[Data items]
──────────

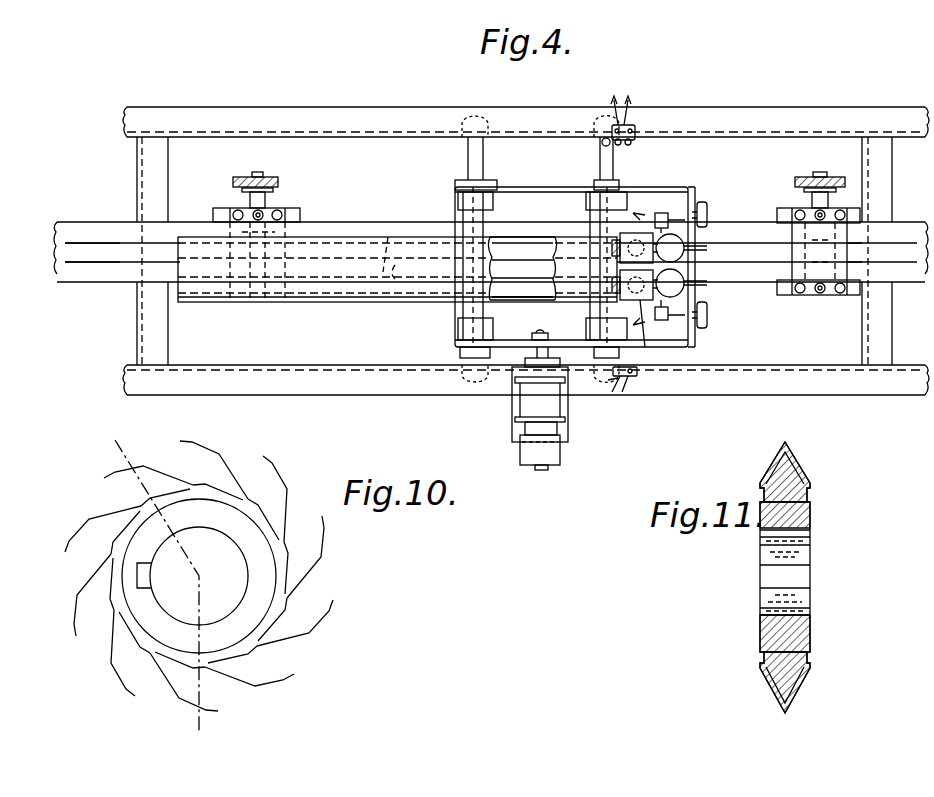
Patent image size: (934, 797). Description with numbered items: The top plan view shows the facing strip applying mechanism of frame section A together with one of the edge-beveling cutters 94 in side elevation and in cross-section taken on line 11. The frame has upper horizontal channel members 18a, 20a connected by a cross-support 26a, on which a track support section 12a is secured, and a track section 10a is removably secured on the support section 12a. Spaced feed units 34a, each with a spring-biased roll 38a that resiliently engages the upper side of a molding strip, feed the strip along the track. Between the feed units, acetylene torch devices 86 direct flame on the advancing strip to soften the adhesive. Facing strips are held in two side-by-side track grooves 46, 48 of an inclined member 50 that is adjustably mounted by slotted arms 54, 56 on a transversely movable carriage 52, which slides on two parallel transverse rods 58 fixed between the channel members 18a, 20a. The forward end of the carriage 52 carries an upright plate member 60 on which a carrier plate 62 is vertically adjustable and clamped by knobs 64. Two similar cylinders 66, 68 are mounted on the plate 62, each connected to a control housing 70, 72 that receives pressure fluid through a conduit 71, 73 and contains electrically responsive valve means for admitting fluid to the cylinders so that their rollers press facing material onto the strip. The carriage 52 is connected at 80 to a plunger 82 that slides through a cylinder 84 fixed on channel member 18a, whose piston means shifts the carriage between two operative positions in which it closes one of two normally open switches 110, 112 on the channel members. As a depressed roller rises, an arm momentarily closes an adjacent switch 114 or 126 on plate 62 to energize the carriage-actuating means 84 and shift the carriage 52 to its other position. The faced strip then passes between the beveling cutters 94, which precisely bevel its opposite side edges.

In FIG. 4, the track section 10a is at (88, 255).
In FIG. 4, the track support section 12a is at (112, 277).
In FIG. 4, the upper horizontal channel member 18a is at (333, 392).
In FIG. 4, the upper horizontal channel member 20a is at (372, 96).
In FIG. 4, the cross-support 26a is at (892, 198).
In FIG. 4, the feed unit 34a is at (289, 206).
In FIG. 4, the spring-biased roll 38a is at (853, 250).
In FIG. 4, the track groove 46 is at (510, 290).
In FIG. 4, the track groove 48 is at (507, 245).
In FIG. 4, the inclined member 50 is at (344, 234).
In FIG. 4, the carriage 52 is at (516, 188).
In FIG. 4, the slotted arm 54 is at (456, 192).
In FIG. 4, the slotted arm 56 is at (598, 186).
In FIG. 4, the transverse rod 58 is at (600, 154).
In FIG. 4, the upright plate member 60 is at (696, 196).
In FIG. 4, the carrier plate 62 is at (700, 300).
In FIG. 4, the clamping knob 64 is at (708, 214).
In FIG. 4, the cylinder 66 is at (685, 270).
In FIG. 4, the cylinder 68 is at (684, 238).
In FIG. 4, the control housing 70 is at (645, 345).
In FIG. 4, the conduit 71 is at (707, 284).
In FIG. 4, the control housing 72 is at (640, 237).
In FIG. 4, the conduit 73 is at (708, 249).
In FIG. 4, the connection 80 is at (538, 338).
In FIG. 4, the rod or plunger 82 is at (526, 358).
In FIG. 4, the cylinder 84 is at (525, 415).
In FIG. 4, the acetylene torch device 86 is at (388, 237).
In FIG. 4, the switch 110 is at (633, 380).
In FIG. 4, the switch 112 is at (629, 124).
In FIG. 4, the switch 114 is at (663, 310).
In FIG. 4, the switch 126 is at (665, 213).
In FIG. 10, the edge-beveling cutter 94 is at (302, 591).
In FIG. 11, the edge-beveling cutter 94 is at (760, 628).
In FIG. 10, the section line 11 is at (117, 437).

──────────

Can you transcribe every entry above word for word, leaving out the pictures?

Patent image size: (934, 797). Description with numbered items: The top plan view shows the facing strip applying mechanism of frame section A together with one of the edge-beveling cutters 94 in side elevation and in cross-section taken on line 11. The frame has upper horizontal channel members 18a, 20a connected by a cross-support 26a, on which a track support section 12a is secured, and a track section 10a is removably secured on the support section 12a. Spaced feed units 34a, each with a spring-biased roll 38a that resiliently engages the upper side of a molding strip, feed the strip along the track. Between the feed units, acetylene torch devices 86 direct flame on the advancing strip to soften the adhesive. Facing strips are held in two side-by-side track grooves 46, 48 of an inclined member 50 that is adjustably mounted by slotted arms 54, 56 on a transversely movable carriage 52, which slides on two parallel transverse rods 58 fixed between the channel members 18a, 20a. The forward end of the carriage 52 carries an upright plate member 60 on which a carrier plate 62 is vertically adjustable and clamped by knobs 64. Two similar cylinders 66, 68 are mounted on the plate 62, each connected to a control housing 70, 72 that receives pressure fluid through a conduit 71, 73 and contains electrically responsive valve means for admitting fluid to the cylinders so that their rollers press facing material onto the strip. The carriage 52 is connected at 80 to a plunger 82 that slides through a cylinder 84 fixed on channel member 18a, whose piston means shifts the carriage between two operative positions in which it closes one of two normally open switches 110, 112 on the channel members. As a depressed roller rises, an arm momentarily closes an adjacent switch 114 or 126 on plate 62 to energize the carriage-actuating means 84 and shift the carriage 52 to its other position. The faced strip then passes between the beveling cutters 94, which precisely bevel its opposite side edges.

In FIG. 4, the track section 10a is at (88, 255).
In FIG. 4, the track support section 12a is at (112, 277).
In FIG. 4, the upper horizontal channel member 18a is at (333, 392).
In FIG. 4, the upper horizontal channel member 20a is at (372, 96).
In FIG. 4, the cross-support 26a is at (892, 198).
In FIG. 4, the feed unit 34a is at (289, 206).
In FIG. 4, the spring-biased roll 38a is at (853, 250).
In FIG. 4, the track groove 46 is at (510, 290).
In FIG. 4, the track groove 48 is at (507, 245).
In FIG. 4, the inclined member 50 is at (344, 234).
In FIG. 4, the carriage 52 is at (516, 188).
In FIG. 4, the slotted arm 54 is at (456, 192).
In FIG. 4, the slotted arm 56 is at (598, 186).
In FIG. 4, the transverse rod 58 is at (600, 154).
In FIG. 4, the upright plate member 60 is at (696, 196).
In FIG. 4, the carrier plate 62 is at (700, 300).
In FIG. 4, the clamping knob 64 is at (708, 214).
In FIG. 4, the cylinder 66 is at (685, 270).
In FIG. 4, the cylinder 68 is at (684, 238).
In FIG. 4, the control housing 70 is at (645, 345).
In FIG. 4, the conduit 71 is at (707, 284).
In FIG. 4, the control housing 72 is at (640, 237).
In FIG. 4, the conduit 73 is at (708, 249).
In FIG. 4, the connection 80 is at (538, 338).
In FIG. 4, the rod or plunger 82 is at (526, 358).
In FIG. 4, the cylinder 84 is at (525, 415).
In FIG. 4, the acetylene torch device 86 is at (388, 237).
In FIG. 4, the switch 110 is at (633, 380).
In FIG. 4, the switch 112 is at (629, 124).
In FIG. 4, the switch 114 is at (663, 310).
In FIG. 4, the switch 126 is at (665, 213).
In FIG. 10, the edge-beveling cutter 94 is at (302, 591).
In FIG. 11, the edge-beveling cutter 94 is at (760, 628).
In FIG. 10, the section line 11 is at (117, 437).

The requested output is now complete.